**TO-DO LIST:**
a - In the genetic algorithm write-up, reproduce the passage between "But I would" and "(accumulation(index) > p)", inclusive, swapping "accumulation" for "runningTotal".
b - Extend the genetic algorithm write-up past its final sentence.

* begin PAGE TEXT *

But I would like to mention just one thing I was not doing at the beginning which is sorting the weights array before calculating the cumsum, and because of that, I was increasing the selection probability of Chromosomes which the score/weight was not really good.
function choice = wheelSelection(weights)
[weights, indexes] = sort(weights, "ascend");
accumulation = cumsum(weights);
p = rand() * accumulation(end);
chosen_index = 0;
for index = 1 : length(accumulation)
if (accumulation(index) > p)
chosen_index = indexes(1, index);
break
endif
endfor
choice = chosen_index;
endfunction
Crossover Function
At this point I think it is important to stop and explain how I am doing this and why.
There are different techniques to cross two chromosomes, but sadly I couldn’t use them as easily as it looks, since our use case has a particular constraint, which is “a player can’t play in both teams at the same time”.
To make it clearer I will start showing how a one-point crossover algorithm works (I got the image from Wikipedia)

As you can see in the image, the crossing consists of picking one point in both chromosomes and inter-change their values. As shown in the following image, if we do that, we could cause having one or more players in both teams at the same time, and avoid selecting one or more of the players.

So what I decided to do is to mix 1 by one of the elements, and then remove the repeated ones to form the second child. I think the following image can explain it better.

We could say that this crossover algorithm looks like a uniform crossover, but to be honest, I am not 100% sure if that is the name, so just decided to leave it unnamed.
function crossoveredPopulation = crossoverFunction(population, newPopulation, percentage, lastIndex)
[total, len] = size(newPopulation);
[totalExcluded, lenExcluded] = size(population);
totalToCrossover = ceil(percentage * total);
selectedIndexes = zeros(1, totalToCrossover * 2);
crossoveredPopulation = newPopulation;
teamSize = len / 2;
for index=1:totalToCrossover
do
selectedIndex1 = ceil(rand()*(totalExcluded-1) + 1);
selectedIndex2 = ceil(rand()*(totalExcluded-1) + 1);
until any(selectedIndex1 != selectedIndexes) && any(selectedIndex2 != selectedIndexes)
crossedValues = [population(selectedIndex1, :);population(selectedIndex2, :)];
crossedValues = crossedValues(:)';
[crossedValues1, crossedValues2] = unique(crossedValues, "stable");
crossedValues2 = crossedValues2'; generalIndex = lastIndex + index;
crossoveredPopulation(generalIndex, :) = crossedValues1(1, :);
selectedIndexes(1, index) = selectedIndex1;
index += 1;
generalIndex += 1;
crossoveredPopulation(generalIndex, :) = crossedValues2(1, :);
selectedIndexes(1, index) = selectedIndex2;
endfor
endfunction
Mutation Function
I don’t have too much to say about this step, since it is simpler than the crossover. In this case, we just need to randomly select two players, one from Team A and the other from Team B, and swap them, and this chromosome will result in the one injected into the new population.

* end PAGE TEXT *
* begin EXCERPTED RECORDS *

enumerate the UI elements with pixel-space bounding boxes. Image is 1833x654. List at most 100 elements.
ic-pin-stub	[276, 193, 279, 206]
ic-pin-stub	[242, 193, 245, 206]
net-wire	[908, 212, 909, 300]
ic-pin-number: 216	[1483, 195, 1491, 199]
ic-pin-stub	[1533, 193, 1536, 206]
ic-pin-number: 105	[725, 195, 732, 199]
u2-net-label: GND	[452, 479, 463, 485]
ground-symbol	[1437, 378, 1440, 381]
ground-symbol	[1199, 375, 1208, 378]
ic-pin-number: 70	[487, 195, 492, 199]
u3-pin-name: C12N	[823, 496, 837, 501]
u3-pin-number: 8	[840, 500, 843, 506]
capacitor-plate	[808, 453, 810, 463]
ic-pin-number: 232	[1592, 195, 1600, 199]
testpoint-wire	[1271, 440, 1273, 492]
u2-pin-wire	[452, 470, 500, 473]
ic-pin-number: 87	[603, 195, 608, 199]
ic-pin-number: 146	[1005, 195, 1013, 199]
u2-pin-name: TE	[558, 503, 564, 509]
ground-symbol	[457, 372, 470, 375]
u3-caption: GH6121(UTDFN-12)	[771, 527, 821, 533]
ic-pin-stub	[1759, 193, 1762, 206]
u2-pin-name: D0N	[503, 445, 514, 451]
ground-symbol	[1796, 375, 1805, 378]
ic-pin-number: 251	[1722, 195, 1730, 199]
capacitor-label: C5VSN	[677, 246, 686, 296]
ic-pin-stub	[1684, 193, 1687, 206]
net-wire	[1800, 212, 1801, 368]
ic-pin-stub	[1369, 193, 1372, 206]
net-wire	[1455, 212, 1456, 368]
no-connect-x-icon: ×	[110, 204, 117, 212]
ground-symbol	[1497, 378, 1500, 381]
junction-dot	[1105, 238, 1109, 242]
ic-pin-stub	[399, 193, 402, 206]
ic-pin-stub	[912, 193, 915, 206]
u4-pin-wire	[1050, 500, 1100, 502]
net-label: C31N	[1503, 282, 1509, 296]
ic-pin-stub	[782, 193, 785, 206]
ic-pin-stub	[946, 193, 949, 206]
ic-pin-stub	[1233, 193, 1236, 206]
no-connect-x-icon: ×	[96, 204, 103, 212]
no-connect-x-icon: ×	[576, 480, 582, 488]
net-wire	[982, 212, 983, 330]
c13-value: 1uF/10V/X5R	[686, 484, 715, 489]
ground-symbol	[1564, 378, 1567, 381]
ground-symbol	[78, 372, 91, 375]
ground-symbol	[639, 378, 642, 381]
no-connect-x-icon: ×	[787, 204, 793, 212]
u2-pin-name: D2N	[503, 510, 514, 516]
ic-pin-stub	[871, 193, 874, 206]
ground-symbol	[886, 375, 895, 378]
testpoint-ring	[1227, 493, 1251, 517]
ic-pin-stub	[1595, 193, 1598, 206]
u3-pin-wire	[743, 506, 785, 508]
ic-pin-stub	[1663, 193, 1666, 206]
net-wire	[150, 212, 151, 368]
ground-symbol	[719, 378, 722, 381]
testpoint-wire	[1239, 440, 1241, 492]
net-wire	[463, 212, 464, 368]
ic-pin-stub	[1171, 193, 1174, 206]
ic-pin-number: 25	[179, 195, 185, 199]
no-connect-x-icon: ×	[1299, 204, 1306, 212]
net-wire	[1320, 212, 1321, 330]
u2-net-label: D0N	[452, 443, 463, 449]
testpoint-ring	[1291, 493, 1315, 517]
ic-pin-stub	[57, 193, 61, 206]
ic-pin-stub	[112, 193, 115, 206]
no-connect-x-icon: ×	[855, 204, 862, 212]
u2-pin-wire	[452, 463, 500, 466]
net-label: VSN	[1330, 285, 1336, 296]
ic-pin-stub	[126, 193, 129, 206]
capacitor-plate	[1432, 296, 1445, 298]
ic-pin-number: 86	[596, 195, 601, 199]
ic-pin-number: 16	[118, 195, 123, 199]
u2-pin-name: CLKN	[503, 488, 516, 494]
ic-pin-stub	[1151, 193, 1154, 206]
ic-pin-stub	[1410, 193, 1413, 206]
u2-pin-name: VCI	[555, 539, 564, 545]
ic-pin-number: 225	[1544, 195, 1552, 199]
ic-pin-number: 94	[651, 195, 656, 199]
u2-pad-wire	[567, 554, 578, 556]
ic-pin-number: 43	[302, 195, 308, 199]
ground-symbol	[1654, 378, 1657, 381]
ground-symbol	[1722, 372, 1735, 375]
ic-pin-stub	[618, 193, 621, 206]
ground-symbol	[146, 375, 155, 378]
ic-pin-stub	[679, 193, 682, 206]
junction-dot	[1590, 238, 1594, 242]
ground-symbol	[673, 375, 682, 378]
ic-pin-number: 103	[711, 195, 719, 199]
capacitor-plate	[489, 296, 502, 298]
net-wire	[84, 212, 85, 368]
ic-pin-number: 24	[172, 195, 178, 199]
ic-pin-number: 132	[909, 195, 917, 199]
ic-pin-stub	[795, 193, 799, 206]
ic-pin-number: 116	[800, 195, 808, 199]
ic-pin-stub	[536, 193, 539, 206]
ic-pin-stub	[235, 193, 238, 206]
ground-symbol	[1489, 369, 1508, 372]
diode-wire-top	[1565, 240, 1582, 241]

* end EXCERPTED RECORDS *

**ANSWERS FOR THE EXERCISE:**
a -
But I would like to mention just one thing I was not doing at the beginning which is sorting the weights array before calculating the cumsum, and because of that, I was increasing the selection probability of Chromosomes which the score/weight was not really good.
function choice = wheelSelection(weights)
[weights, indexes] = sort(weights, "ascend");
runningTotal = cumsum(weights);
p = rand() * runningTotal(end);
chosen_index = 0;
for index = 1 : length(runningTotal)
if (runningTotal(index) > p)

b -
function mutatedPopulation = mutateFunction(population, newPopulation, percentage, lastIndex)
[total, len] = size(newPopulation);
[totalExcluded, lenExcluded] = size(population);
totalToSelect = ceil(percentage * total);
selectedIndexes = zeros(1, totalToSelect);
mutatedPopulation = newPopulation;
teamSize = len / 2;
for index=1:totalToSelect
do
selectedIndex = ceil(rand()*(totalExcluded-1) + 1);
until any(selectedIndex != selectedIndexes);
leftTeamIndex = ceil(rand()*(teamSize-1) + 1);
rightTeamIndex = ceil(rand()*(teamSize-1) + teamSize + 1);
generalIndex = lastIndex + index;
mutatedPopulation(generalIndex, :) = population(selectedIndex, :);
backupLeftItem = mutatedPopulation(generalIndex, leftTeamIndex);
mutatedPopulation(generalIndex, leftTeamIndex) = mutatedPopulation(generalIndex, rightTeamIndex);
mutatedPopulation(generalIndex, rightTeamIndex) = backupLeftItem;
selectedIndexes(1, index) = selectedIndex;
endfor
endfunction
General config
Finally, we have to talk about how we configure the algorithm to run, and we have basically 5 parameters to play with:
- Population Size: How many chromosomes we want to include. We use 40 which is not a big number, but it is enough for us.
- Generations: How many times we want to run the “evolution” cycle.
- % of Selection: How many chromosomes are going to be picked using the selection algorithm. In our case 70%.
- % of Crossover: How many chromosomes we want to cross, this should be an even number, in our case we use 20%.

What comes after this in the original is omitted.